▶ What is required:
Restate each of the lines below word for word and drop every picture.

▶ Provided material:
○ ○ ○ ○

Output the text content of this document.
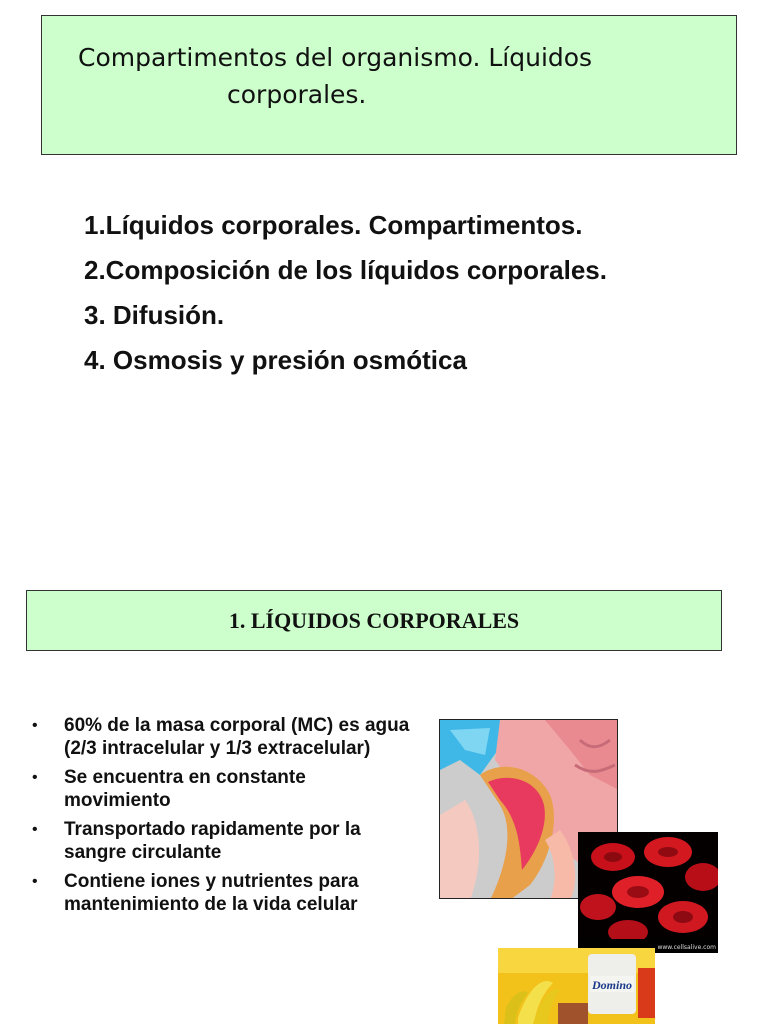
Compartimentos del organismo. Líquidos
corporales.
1.Líquidos corporales. Compartimentos.
2.Composición de los líquidos corporales.
3. Difusión.
4. Osmosis y presión osmótica
1. LÍQUIDOS CORPORALES
• 60% de la masa corporal (MC) es agua (2/3 intracelular y 1/3 extracelular)
• Se encuentra en constante movimiento
• Transportado rapidamente por la sangre circulante
• Contiene iones y nutrientes para mantenimiento de la vida celular
www.cellsalive.com
Domino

○ ○ ○ ○

▶ Written solution:
Output the text content of this document.
Compartimentos del organismo. Líquidos
corporales.
1.Líquidos corporales. Compartimentos.
2.Composición de los líquidos corporales.
3. Difusión.
4. Osmosis y presión osmótica
1. LÍQUIDOS CORPORALES
• 60% de la masa corporal (MC) es agua (2/3 intracelular y 1/3 extracelular)
• Se encuentra en constante movimiento
• Transportado rapidamente por la sangre circulante
• Contiene iones y nutrientes para mantenimiento de la vida celular
www.cellsalive.com
Domino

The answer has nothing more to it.